Material provided →

----

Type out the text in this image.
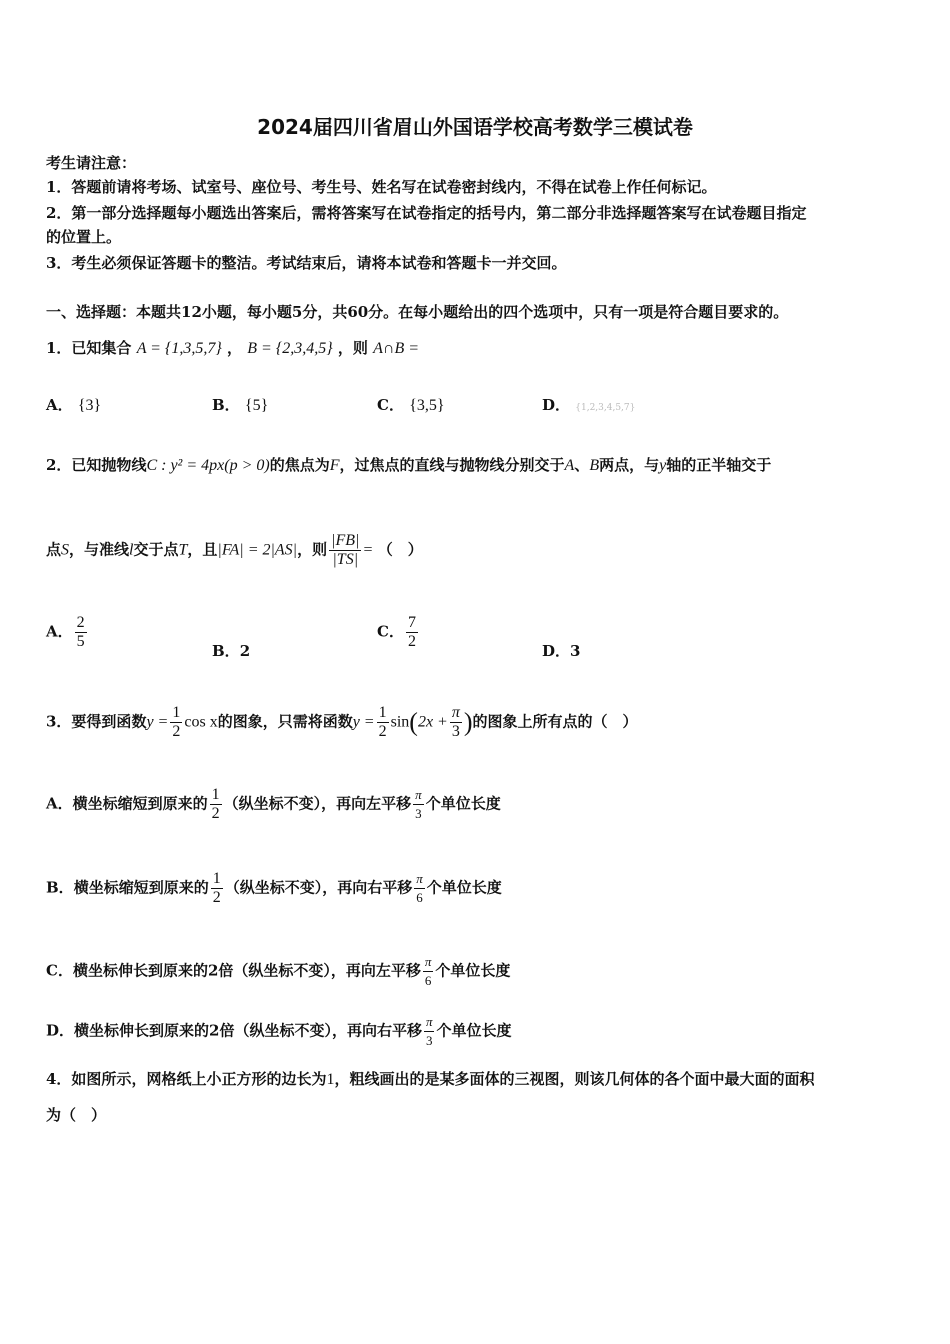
2024届四川省眉山外国语学校高考数学三模试卷
考生请注意：
1．答题前请将考场、试室号、座位号、考生号、姓名写在试卷密封线内，不得在试卷上作任何标记。
2．第一部分选择题每小题选出答案后，需将答案写在试卷指定的括号内，第二部分非选择题答案写在试卷题目指定
的位置上。
3．考生必须保证答题卡的整洁。考试结束后，请将本试卷和答题卡一并交回。
一、选择题：本题共12小题，每小题5分，共60分。在每小题给出的四个选项中，只有一项是符合题目要求的。
1．已知集合 A = {1,3,5,7} ， B = {2,3,4,5} ，则 A∩B =
A． {3}	B． {5}	C． {3,5}	D． {1,2,3,4,5,7}
2．已知抛物线C : y² = 4px(p > 0)的焦点为F，过焦点的直线与抛物线分别交于A、B两点，与y轴的正半轴交于
点S，与准线l交于点T，且|FA| = 2|AS|，则 $\frac{|FB|}{|TS|}$ = （　）
A． $\frac{2}{5}$	B．2
C． $\frac{7}{2}$	D．3
3．要得到函数$y = \frac{1}{2}$ cos x的图象，只需将函数$y = \frac{1}{2} \sin(2x + \frac{\pi}{3}$ )的图象上所有点的（　）
A．横坐标缩短到原来的 $\frac{1}{2}$ （纵坐标不变），再向左平移 $\frac{\pi}{3}$ 个单位长度
B．横坐标缩短到原来的 $\frac{1}{2}$ （纵坐标不变），再向右平移 $\frac{\pi}{6}$ 个单位长度
C．横坐标伸长到原来的2倍（纵坐标不变），再向左平移 $\frac{\pi}{6}$ 个单位长度
D．横坐标伸长到原来的2倍（纵坐标不变），再向右平移 $\frac{\pi}{3}$ 个单位长度
4．如图所示，网格纸上小正方形的边长为1，粗线画出的是某多面体的三视图，则该几何体的各个面中最大面的面积
为（　）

----

Given exercise → Reproduce every entry word for word, but skip any pictures.

Exercise result →
Type out the text in this image.
2024届四川省眉山外国语学校高考数学三模试卷
考生请注意：
1．答题前请将考场、试室号、座位号、考生号、姓名写在试卷密封线内，不得在试卷上作任何标记。
2．第一部分选择题每小题选出答案后，需将答案写在试卷指定的括号内，第二部分非选择题答案写在试卷题目指定
的位置上。
3．考生必须保证答题卡的整洁。考试结束后，请将本试卷和答题卡一并交回。
一、选择题：本题共12小题，每小题5分，共60分。在每小题给出的四个选项中，只有一项是符合题目要求的。
1．已知集合 A = {1,3,5,7} ， B = {2,3,4,5} ，则 A∩B =
A． {3}	B． {5}	C． {3,5}	D． {1,2,3,4,5,7}
2．已知抛物线C : y² = 4px(p > 0)的焦点为F，过焦点的直线与抛物线分别交于A、B两点，与y轴的正半轴交于
点S，与准线l交于点T，且|FA| = 2|AS|，则 $\frac{|FB|}{|TS|}$ = （　）
A． $\frac{2}{5}$	B．2
C． $\frac{7}{2}$	D．3
3．要得到函数$y = \frac{1}{2}$ cos x的图象，只需将函数$y = \frac{1}{2} \sin(2x + \frac{\pi}{3}$ )的图象上所有点的（　）
A．横坐标缩短到原来的 $\frac{1}{2}$ （纵坐标不变），再向左平移 $\frac{\pi}{3}$ 个单位长度
B．横坐标缩短到原来的 $\frac{1}{2}$ （纵坐标不变），再向右平移 $\frac{\pi}{6}$ 个单位长度
C．横坐标伸长到原来的2倍（纵坐标不变），再向左平移 $\frac{\pi}{6}$ 个单位长度
D．横坐标伸长到原来的2倍（纵坐标不变），再向右平移 $\frac{\pi}{3}$ 个单位长度
4．如图所示，网格纸上小正方形的边长为1，粗线画出的是某多面体的三视图，则该几何体的各个面中最大面的面积
为（　）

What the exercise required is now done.